__Required work__:
Look through the lines below and extract any with the word "stand".

****

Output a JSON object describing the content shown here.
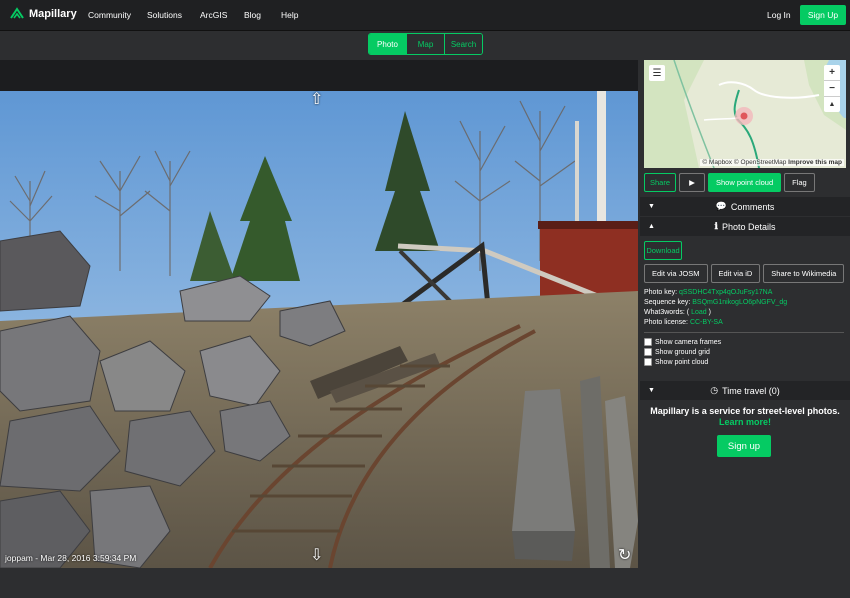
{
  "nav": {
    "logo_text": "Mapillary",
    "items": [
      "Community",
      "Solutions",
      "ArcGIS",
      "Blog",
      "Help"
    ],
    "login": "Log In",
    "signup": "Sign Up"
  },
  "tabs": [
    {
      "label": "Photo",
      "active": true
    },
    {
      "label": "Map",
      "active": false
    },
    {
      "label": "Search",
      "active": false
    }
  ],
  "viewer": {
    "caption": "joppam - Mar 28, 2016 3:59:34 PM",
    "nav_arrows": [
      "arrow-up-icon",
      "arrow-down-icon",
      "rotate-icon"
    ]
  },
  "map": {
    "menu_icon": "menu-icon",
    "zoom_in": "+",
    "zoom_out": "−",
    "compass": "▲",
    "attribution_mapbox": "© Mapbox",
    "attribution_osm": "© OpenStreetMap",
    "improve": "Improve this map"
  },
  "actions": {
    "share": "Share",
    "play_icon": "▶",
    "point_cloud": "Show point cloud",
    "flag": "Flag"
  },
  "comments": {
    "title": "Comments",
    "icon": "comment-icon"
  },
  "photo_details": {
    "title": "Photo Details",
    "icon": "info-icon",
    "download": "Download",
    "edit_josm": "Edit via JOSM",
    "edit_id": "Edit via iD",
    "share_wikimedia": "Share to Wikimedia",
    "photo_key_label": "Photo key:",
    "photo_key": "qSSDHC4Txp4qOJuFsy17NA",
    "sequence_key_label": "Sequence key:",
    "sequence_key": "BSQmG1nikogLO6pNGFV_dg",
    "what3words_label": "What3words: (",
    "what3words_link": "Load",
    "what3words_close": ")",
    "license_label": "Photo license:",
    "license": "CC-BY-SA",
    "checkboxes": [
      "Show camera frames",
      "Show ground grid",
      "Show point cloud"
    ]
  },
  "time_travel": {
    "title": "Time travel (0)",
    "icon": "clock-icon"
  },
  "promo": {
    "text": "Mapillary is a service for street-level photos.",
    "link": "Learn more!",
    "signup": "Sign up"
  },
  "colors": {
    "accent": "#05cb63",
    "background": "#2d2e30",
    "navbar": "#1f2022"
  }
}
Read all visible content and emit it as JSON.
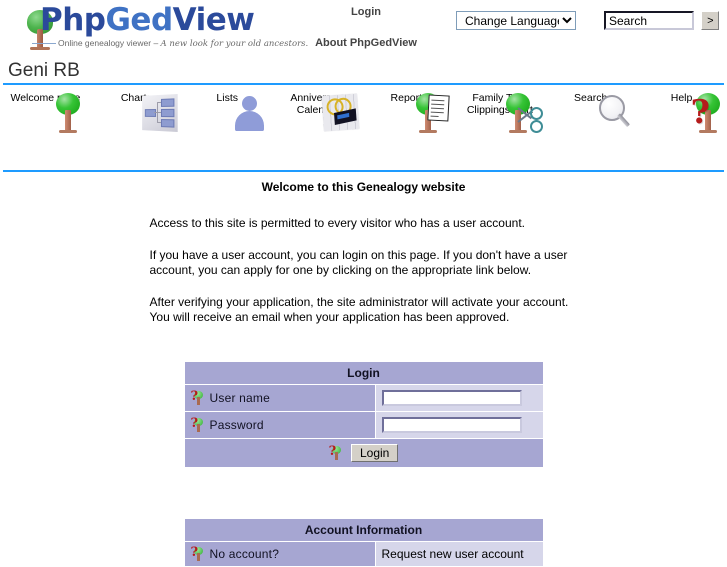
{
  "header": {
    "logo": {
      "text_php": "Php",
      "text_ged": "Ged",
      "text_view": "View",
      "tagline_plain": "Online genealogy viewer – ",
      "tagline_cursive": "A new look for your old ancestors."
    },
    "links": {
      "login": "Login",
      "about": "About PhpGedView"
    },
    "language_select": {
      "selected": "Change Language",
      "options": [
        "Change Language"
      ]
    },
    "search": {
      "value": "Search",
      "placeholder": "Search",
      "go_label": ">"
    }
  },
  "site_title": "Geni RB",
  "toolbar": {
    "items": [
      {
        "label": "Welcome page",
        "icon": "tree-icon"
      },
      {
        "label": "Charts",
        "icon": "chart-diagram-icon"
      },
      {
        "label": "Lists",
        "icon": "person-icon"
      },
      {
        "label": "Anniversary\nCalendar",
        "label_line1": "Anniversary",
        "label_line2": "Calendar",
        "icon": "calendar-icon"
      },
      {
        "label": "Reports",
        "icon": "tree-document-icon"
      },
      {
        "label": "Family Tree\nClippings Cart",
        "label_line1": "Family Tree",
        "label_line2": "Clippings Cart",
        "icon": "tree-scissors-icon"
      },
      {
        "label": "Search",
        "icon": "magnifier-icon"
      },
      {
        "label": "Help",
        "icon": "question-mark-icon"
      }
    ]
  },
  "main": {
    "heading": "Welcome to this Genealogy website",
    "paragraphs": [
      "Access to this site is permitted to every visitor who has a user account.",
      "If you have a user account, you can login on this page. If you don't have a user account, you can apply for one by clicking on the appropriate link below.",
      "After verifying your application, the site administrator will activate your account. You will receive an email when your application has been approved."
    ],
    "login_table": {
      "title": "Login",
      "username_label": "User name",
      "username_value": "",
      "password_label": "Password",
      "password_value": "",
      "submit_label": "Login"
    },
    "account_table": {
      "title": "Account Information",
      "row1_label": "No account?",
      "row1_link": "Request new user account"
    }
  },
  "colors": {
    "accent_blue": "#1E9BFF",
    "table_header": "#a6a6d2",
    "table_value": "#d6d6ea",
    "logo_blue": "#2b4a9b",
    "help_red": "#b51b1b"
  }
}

****

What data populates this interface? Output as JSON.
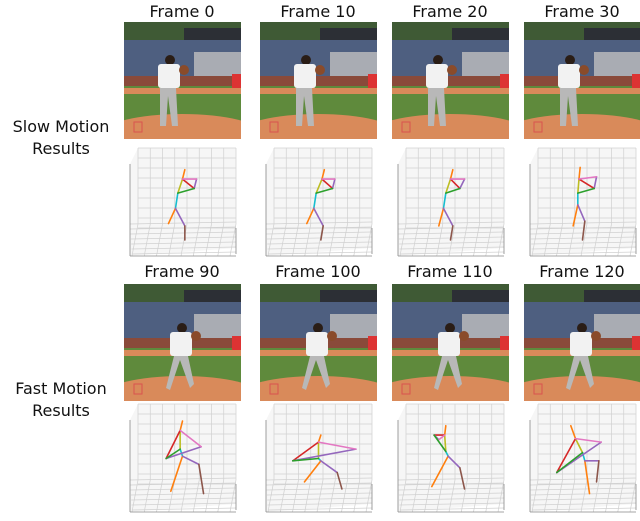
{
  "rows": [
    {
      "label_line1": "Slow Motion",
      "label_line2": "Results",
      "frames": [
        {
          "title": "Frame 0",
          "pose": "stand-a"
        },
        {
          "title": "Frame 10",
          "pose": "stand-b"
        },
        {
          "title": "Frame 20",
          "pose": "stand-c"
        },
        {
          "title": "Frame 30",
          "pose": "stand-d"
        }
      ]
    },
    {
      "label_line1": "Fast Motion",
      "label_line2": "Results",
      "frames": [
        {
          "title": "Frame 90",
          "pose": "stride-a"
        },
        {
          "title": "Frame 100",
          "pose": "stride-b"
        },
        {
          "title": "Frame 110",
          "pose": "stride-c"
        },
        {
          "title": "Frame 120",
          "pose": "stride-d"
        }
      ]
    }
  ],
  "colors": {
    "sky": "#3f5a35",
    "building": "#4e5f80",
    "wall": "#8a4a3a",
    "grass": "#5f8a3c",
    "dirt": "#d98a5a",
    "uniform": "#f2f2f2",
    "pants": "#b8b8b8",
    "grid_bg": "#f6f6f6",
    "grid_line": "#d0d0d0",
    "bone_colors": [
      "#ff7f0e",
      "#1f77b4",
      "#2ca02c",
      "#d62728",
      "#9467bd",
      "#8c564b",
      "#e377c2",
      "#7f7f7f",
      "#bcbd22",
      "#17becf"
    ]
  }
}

****

__The output__:
          "pose": "stand-a"
          "pose": "stand-b"
          "pose": "stand-c"
          "pose": "stand-d"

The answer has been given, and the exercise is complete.